What the exercise asks:
For this exercise, copy out each line of the material below that includes "zoom".

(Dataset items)
▼

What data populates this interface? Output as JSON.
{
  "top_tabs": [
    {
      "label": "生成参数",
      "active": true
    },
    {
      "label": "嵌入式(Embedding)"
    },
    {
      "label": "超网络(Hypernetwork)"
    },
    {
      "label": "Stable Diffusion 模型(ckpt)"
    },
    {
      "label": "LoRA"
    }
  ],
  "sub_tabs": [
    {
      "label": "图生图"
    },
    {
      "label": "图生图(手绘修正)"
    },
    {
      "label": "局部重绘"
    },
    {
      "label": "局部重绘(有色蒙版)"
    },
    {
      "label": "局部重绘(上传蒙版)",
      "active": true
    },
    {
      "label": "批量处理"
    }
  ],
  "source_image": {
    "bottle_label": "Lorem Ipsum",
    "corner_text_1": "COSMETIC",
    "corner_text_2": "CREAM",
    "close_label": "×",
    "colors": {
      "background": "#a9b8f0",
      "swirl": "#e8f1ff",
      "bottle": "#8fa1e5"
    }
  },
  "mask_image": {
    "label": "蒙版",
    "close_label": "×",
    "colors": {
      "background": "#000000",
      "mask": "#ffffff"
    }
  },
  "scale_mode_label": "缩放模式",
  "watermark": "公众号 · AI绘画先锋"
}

▲
▼

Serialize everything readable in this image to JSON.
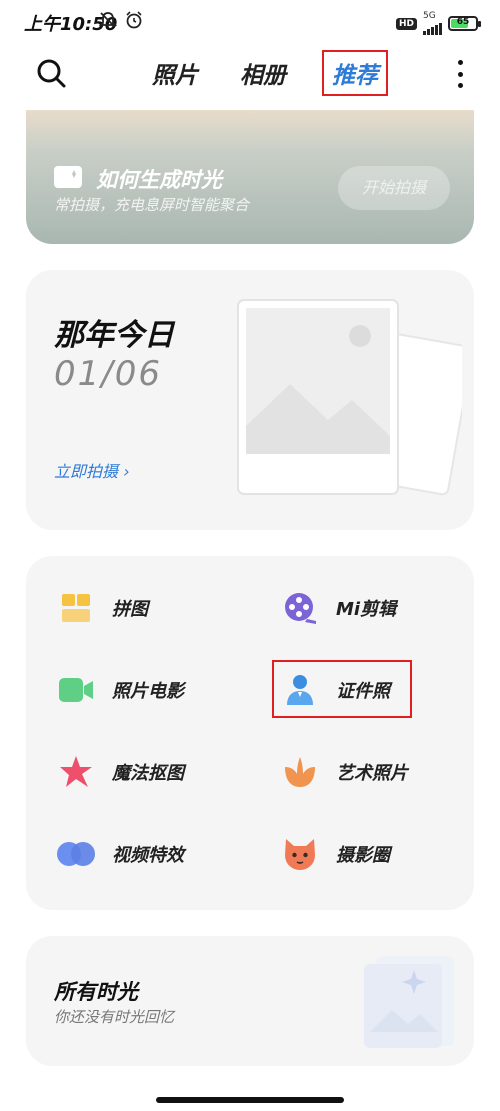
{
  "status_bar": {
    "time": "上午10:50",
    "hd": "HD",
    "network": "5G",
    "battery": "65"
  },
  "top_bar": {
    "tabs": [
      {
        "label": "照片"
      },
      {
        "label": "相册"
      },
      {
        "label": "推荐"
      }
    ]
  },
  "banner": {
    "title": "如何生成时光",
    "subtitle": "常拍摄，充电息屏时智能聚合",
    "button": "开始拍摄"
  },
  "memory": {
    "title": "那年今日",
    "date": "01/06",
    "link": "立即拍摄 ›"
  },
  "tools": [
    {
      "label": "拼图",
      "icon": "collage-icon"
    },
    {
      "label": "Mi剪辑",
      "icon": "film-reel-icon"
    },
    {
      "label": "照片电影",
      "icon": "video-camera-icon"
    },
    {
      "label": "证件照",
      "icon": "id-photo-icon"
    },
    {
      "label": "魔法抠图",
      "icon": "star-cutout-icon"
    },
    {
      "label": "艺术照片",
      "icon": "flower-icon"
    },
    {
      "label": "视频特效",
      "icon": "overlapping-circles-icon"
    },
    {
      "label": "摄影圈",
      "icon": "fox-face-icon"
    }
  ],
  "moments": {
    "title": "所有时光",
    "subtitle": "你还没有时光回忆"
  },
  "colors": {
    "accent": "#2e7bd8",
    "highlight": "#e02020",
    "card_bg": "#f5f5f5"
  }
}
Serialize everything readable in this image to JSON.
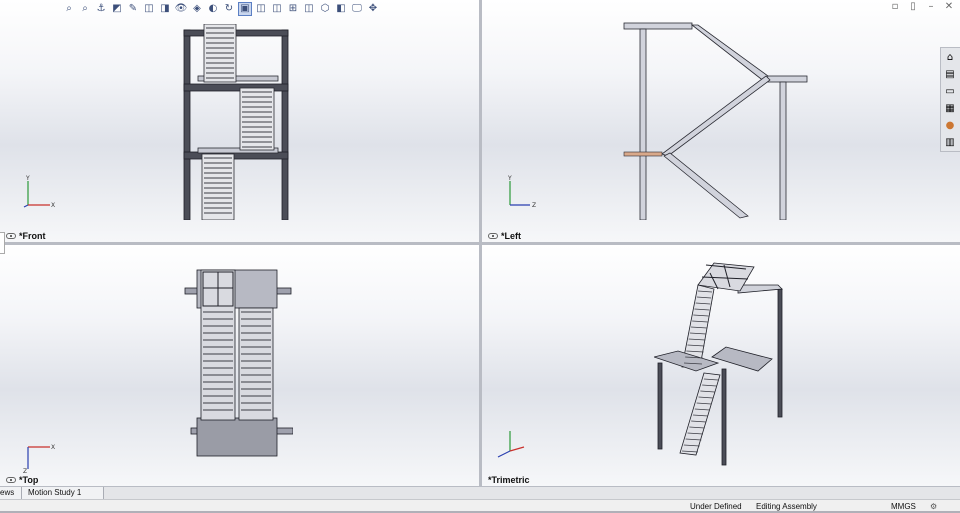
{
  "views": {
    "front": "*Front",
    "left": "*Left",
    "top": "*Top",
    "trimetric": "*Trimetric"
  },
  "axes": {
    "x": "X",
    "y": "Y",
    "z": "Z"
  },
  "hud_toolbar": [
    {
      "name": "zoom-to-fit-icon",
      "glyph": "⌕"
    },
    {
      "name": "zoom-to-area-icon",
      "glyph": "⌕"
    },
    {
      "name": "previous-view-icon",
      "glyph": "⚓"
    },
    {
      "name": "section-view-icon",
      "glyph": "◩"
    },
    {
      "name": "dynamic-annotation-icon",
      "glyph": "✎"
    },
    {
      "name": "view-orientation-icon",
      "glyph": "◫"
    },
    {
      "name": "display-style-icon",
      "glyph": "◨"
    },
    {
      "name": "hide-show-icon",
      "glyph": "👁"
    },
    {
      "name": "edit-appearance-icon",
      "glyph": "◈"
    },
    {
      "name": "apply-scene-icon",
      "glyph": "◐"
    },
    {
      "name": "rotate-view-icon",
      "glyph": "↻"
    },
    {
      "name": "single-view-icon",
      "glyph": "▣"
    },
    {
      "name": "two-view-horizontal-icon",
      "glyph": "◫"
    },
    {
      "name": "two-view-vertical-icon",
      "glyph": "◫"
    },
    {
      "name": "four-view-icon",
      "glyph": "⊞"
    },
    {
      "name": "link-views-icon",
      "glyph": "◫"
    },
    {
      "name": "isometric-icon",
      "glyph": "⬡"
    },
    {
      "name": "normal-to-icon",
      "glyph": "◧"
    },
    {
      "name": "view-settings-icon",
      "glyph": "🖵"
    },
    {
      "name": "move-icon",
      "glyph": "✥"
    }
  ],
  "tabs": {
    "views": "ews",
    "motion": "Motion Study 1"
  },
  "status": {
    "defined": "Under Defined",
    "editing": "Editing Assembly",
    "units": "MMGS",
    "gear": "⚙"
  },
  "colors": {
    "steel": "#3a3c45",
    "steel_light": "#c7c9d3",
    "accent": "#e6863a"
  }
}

▲
▼

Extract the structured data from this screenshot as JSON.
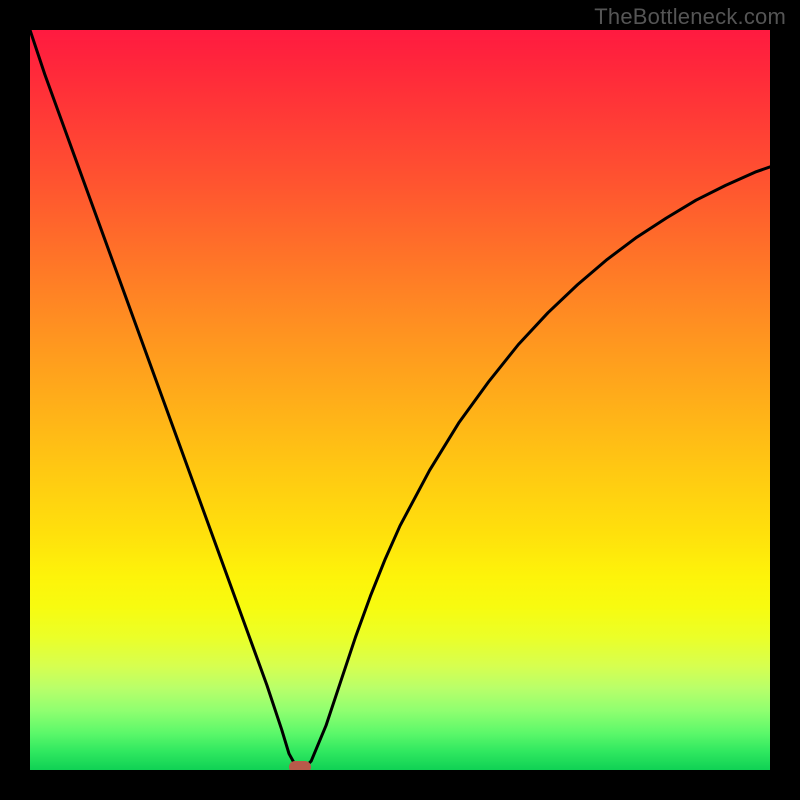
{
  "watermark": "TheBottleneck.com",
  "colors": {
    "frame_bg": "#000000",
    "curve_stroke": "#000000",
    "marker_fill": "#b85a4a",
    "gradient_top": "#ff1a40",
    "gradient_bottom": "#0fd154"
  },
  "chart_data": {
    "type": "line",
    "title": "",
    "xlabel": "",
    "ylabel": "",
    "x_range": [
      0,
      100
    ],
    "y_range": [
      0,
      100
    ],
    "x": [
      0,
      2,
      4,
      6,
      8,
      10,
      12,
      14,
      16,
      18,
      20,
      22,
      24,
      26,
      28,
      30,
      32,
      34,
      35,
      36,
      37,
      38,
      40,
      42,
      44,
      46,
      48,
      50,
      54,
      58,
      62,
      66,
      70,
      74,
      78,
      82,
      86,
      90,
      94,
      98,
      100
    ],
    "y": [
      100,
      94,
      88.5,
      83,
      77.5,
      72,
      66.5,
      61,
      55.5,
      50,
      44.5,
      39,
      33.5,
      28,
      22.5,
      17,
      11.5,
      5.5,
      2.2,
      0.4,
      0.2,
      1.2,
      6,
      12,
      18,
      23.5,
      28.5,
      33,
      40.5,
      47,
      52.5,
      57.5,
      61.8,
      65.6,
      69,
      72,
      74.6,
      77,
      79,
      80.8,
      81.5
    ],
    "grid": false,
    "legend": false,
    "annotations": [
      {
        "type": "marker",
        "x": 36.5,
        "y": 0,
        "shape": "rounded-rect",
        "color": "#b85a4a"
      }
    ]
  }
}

▲

Complete answer:
      "name": "zoom-to-fit-icon",
      "name": "zoom-to-area-icon",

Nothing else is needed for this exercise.